=== EXTRACTED RECORDS ===

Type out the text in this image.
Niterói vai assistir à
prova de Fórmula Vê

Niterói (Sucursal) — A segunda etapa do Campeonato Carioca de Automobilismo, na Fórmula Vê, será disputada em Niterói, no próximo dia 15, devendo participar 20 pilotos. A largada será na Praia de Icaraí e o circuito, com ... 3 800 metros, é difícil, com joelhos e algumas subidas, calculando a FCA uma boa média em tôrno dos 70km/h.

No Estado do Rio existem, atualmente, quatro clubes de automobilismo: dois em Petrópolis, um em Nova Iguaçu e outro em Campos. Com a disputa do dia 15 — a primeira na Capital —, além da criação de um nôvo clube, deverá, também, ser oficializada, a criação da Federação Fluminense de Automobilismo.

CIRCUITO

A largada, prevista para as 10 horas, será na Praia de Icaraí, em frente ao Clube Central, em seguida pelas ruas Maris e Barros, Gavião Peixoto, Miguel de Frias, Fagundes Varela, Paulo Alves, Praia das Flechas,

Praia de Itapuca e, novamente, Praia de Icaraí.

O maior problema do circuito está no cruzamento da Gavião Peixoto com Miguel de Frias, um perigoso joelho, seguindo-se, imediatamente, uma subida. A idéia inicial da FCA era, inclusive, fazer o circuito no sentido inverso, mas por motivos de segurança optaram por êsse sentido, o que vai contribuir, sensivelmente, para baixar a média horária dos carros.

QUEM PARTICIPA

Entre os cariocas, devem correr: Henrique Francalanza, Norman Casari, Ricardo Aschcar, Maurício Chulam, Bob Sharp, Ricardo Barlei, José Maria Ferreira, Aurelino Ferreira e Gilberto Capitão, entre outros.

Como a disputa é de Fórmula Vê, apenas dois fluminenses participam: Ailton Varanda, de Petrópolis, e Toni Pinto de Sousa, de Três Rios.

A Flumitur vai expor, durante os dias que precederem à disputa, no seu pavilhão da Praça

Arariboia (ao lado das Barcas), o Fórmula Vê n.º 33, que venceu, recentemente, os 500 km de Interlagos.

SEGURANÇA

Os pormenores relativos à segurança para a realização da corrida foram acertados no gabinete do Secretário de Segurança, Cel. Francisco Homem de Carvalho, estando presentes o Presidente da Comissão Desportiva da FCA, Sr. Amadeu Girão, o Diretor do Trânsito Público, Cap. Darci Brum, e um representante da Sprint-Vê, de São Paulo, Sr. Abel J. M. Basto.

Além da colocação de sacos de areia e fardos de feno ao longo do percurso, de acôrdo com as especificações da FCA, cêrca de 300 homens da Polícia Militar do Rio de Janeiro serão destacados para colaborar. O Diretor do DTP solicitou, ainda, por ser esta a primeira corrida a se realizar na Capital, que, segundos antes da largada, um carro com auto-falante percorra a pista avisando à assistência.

===

▶ **TASK BRIEF**
Repeat the material above in full, quoting it exactly.

▶ **ANSWER**
Type out the text in this image.
Niterói vai assistir à
prova de Fórmula Vê

Niterói (Sucursal) — A segunda etapa do Campeonato Carioca de Automobilismo, na Fórmula Vê, será disputada em Niterói, no próximo dia 15, devendo participar 20 pilotos. A largada será na Praia de Icaraí e o circuito, com ... 3 800 metros, é difícil, com joelhos e algumas subidas, calculando a FCA uma boa média em tôrno dos 70km/h.

No Estado do Rio existem, atualmente, quatro clubes de automobilismo: dois em Petrópolis, um em Nova Iguaçu e outro em Campos. Com a disputa do dia 15 — a primeira na Capital —, além da criação de um nôvo clube, deverá, também, ser oficializada, a criação da Federação Fluminense de Automobilismo.

CIRCUITO

A largada, prevista para as 10 horas, será na Praia de Icaraí, em frente ao Clube Central, em seguida pelas ruas Maris e Barros, Gavião Peixoto, Miguel de Frias, Fagundes Varela, Paulo Alves, Praia das Flechas,

Praia de Itapuca e, novamente, Praia de Icaraí.

O maior problema do circuito está no cruzamento da Gavião Peixoto com Miguel de Frias, um perigoso joelho, seguindo-se, imediatamente, uma subida. A idéia inicial da FCA era, inclusive, fazer o circuito no sentido inverso, mas por motivos de segurança optaram por êsse sentido, o que vai contribuir, sensivelmente, para baixar a média horária dos carros.

QUEM PARTICIPA

Entre os cariocas, devem correr: Henrique Francalanza, Norman Casari, Ricardo Aschcar, Maurício Chulam, Bob Sharp, Ricardo Barlei, José Maria Ferreira, Aurelino Ferreira e Gilberto Capitão, entre outros.

Como a disputa é de Fórmula Vê, apenas dois fluminenses participam: Ailton Varanda, de Petrópolis, e Toni Pinto de Sousa, de Três Rios.

A Flumitur vai expor, durante os dias que precederem à disputa, no seu pavilhão da Praça

Arariboia (ao lado das Barcas), o Fórmula Vê n.º 33, que venceu, recentemente, os 500 km de Interlagos.

SEGURANÇA

Os pormenores relativos à segurança para a realização da corrida foram acertados no gabinete do Secretário de Segurança, Cel. Francisco Homem de Carvalho, estando presentes o Presidente da Comissão Desportiva da FCA, Sr. Amadeu Girão, o Diretor do Trânsito Público, Cap. Darci Brum, e um representante da Sprint-Vê, de São Paulo, Sr. Abel J. M. Basto.

Além da colocação de sacos de areia e fardos de feno ao longo do percurso, de acôrdo com as especificações da FCA, cêrca de 300 homens da Polícia Militar do Rio de Janeiro serão destacados para colaborar. O Diretor do DTP solicitou, ainda, por ser esta a primeira corrida a se realizar na Capital, que, segundos antes da largada, um carro com auto-falante percorra a pista avisando à assistência.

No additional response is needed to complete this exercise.